Stored data entries:
# # # # #

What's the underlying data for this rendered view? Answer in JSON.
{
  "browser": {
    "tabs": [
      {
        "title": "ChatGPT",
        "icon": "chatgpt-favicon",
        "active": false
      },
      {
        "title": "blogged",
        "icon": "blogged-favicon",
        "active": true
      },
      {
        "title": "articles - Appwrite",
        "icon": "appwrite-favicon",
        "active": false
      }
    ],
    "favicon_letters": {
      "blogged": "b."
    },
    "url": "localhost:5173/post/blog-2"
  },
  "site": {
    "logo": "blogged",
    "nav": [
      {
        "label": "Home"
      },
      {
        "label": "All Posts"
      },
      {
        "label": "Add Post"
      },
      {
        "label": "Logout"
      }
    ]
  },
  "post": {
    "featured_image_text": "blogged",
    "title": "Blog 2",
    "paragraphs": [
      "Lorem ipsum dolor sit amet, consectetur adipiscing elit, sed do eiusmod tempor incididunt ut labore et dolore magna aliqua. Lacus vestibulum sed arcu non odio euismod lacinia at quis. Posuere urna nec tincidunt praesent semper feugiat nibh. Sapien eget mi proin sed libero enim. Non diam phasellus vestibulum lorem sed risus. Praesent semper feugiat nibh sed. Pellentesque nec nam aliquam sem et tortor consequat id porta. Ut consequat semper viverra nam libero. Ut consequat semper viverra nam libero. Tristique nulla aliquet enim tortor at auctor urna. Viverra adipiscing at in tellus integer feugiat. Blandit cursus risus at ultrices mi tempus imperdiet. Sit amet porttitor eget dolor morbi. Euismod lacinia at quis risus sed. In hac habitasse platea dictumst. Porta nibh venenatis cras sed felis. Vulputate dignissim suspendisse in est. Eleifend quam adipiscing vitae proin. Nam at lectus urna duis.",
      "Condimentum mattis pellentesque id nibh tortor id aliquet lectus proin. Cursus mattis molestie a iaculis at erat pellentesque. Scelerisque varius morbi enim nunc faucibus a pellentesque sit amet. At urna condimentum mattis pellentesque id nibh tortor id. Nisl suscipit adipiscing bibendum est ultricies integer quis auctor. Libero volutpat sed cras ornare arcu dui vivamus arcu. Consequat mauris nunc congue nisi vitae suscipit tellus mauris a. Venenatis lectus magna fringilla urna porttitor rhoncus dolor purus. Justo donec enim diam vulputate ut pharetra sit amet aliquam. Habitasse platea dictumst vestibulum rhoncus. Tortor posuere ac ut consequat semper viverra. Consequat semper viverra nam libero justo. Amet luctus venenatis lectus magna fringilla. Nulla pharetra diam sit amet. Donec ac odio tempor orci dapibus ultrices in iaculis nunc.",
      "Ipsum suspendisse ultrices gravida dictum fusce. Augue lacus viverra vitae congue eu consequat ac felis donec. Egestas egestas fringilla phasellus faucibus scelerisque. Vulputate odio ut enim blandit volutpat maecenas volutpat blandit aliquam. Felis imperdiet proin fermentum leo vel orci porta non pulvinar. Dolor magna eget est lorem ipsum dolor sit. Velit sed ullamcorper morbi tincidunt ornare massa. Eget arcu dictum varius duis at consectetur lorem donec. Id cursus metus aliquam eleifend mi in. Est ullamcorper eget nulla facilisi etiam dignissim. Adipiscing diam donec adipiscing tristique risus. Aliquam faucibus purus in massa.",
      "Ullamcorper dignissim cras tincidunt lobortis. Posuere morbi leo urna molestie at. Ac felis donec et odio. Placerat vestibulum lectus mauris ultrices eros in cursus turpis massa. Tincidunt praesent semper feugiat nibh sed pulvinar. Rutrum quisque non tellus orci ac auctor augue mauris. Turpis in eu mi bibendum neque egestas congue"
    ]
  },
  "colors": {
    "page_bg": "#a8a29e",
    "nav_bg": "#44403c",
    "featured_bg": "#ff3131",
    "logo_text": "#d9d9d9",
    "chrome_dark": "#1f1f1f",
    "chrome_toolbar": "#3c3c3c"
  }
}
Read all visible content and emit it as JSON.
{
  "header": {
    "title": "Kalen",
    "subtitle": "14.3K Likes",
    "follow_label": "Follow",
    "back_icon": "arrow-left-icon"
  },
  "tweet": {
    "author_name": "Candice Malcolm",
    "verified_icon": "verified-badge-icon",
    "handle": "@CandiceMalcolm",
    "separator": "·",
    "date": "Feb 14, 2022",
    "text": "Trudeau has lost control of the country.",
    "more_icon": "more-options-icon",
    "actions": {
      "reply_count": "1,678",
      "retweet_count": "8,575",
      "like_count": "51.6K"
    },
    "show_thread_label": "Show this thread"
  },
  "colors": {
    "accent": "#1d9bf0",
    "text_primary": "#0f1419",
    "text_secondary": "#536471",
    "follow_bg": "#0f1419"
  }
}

# # # # #

[TASK OBJECTIVE]: Copy out the full material exactly as it appears.

[SOLVED EXERCISE]:
What's the underlying data for this rendered view? Answer in JSON.
{
  "browser": {
    "tabs": [
      {
        "title": "ChatGPT",
        "icon": "chatgpt-favicon",
        "active": false
      },
      {
        "title": "blogged",
        "icon": "blogged-favicon",
        "active": true
      },
      {
        "title": "articles - Appwrite",
        "icon": "appwrite-favicon",
        "active": false
      }
    ],
    "favicon_letters": {
      "blogged": "b."
    },
    "url": "localhost:5173/post/blog-2"
  },
  "site": {
    "logo": "blogged",
    "nav": [
      {
        "label": "Home"
      },
      {
        "label": "All Posts"
      },
      {
        "label": "Add Post"
      },
      {
        "label": "Logout"
      }
    ]
  },
  "post": {
    "featured_image_text": "blogged",
    "title": "Blog 2",
    "paragraphs": [
      "Lorem ipsum dolor sit amet, consectetur adipiscing elit, sed do eiusmod tempor incididunt ut labore et dolore magna aliqua. Lacus vestibulum sed arcu non odio euismod lacinia at quis. Posuere urna nec tincidunt praesent semper feugiat nibh. Sapien eget mi proin sed libero enim. Non diam phasellus vestibulum lorem sed risus. Praesent semper feugiat nibh sed. Pellentesque nec nam aliquam sem et tortor consequat id porta. Ut consequat semper viverra nam libero. Ut consequat semper viverra nam libero. Tristique nulla aliquet enim tortor at auctor urna. Viverra adipiscing at in tellus integer feugiat. Blandit cursus risus at ultrices mi tempus imperdiet. Sit amet porttitor eget dolor morbi. Euismod lacinia at quis risus sed. In hac habitasse platea dictumst. Porta nibh venenatis cras sed felis. Vulputate dignissim suspendisse in est. Eleifend quam adipiscing vitae proin. Nam at lectus urna duis.",
      "Condimentum mattis pellentesque id nibh tortor id aliquet lectus proin. Cursus mattis molestie a iaculis at erat pellentesque. Scelerisque varius morbi enim nunc faucibus a pellentesque sit amet. At urna condimentum mattis pellentesque id nibh tortor id. Nisl suscipit adipiscing bibendum est ultricies integer quis auctor. Libero volutpat sed cras ornare arcu dui vivamus arcu. Consequat mauris nunc congue nisi vitae suscipit tellus mauris a. Venenatis lectus magna fringilla urna porttitor rhoncus dolor purus. Justo donec enim diam vulputate ut pharetra sit amet aliquam. Habitasse platea dictumst vestibulum rhoncus. Tortor posuere ac ut consequat semper viverra. Consequat semper viverra nam libero justo. Amet luctus venenatis lectus magna fringilla. Nulla pharetra diam sit amet. Donec ac odio tempor orci dapibus ultrices in iaculis nunc.",
      "Ipsum suspendisse ultrices gravida dictum fusce. Augue lacus viverra vitae congue eu consequat ac felis donec. Egestas egestas fringilla phasellus faucibus scelerisque. Vulputate odio ut enim blandit volutpat maecenas volutpat blandit aliquam. Felis imperdiet proin fermentum leo vel orci porta non pulvinar. Dolor magna eget est lorem ipsum dolor sit. Velit sed ullamcorper morbi tincidunt ornare massa. Eget arcu dictum varius duis at consectetur lorem donec. Id cursus metus aliquam eleifend mi in. Est ullamcorper eget nulla facilisi etiam dignissim. Adipiscing diam donec adipiscing tristique risus. Aliquam faucibus purus in massa.",
      "Ullamcorper dignissim cras tincidunt lobortis. Posuere morbi leo urna molestie at. Ac felis donec et odio. Placerat vestibulum lectus mauris ultrices eros in cursus turpis massa. Tincidunt praesent semper feugiat nibh sed pulvinar. Rutrum quisque non tellus orci ac auctor augue mauris. Turpis in eu mi bibendum neque egestas congue"
    ]
  },
  "colors": {
    "page_bg": "#a8a29e",
    "nav_bg": "#44403c",
    "featured_bg": "#ff3131",
    "logo_text": "#d9d9d9",
    "chrome_dark": "#1f1f1f",
    "chrome_toolbar": "#3c3c3c"
  }
}
Read all visible content and emit it as JSON.
{
  "header": {
    "title": "Kalen",
    "subtitle": "14.3K Likes",
    "follow_label": "Follow",
    "back_icon": "arrow-left-icon"
  },
  "tweet": {
    "author_name": "Candice Malcolm",
    "verified_icon": "verified-badge-icon",
    "handle": "@CandiceMalcolm",
    "separator": "·",
    "date": "Feb 14, 2022",
    "text": "Trudeau has lost control of the country.",
    "more_icon": "more-options-icon",
    "actions": {
      "reply_count": "1,678",
      "retweet_count": "8,575",
      "like_count": "51.6K"
    },
    "show_thread_label": "Show this thread"
  },
  "colors": {
    "accent": "#1d9bf0",
    "text_primary": "#0f1419",
    "text_secondary": "#536471",
    "follow_bg": "#0f1419"
  }
}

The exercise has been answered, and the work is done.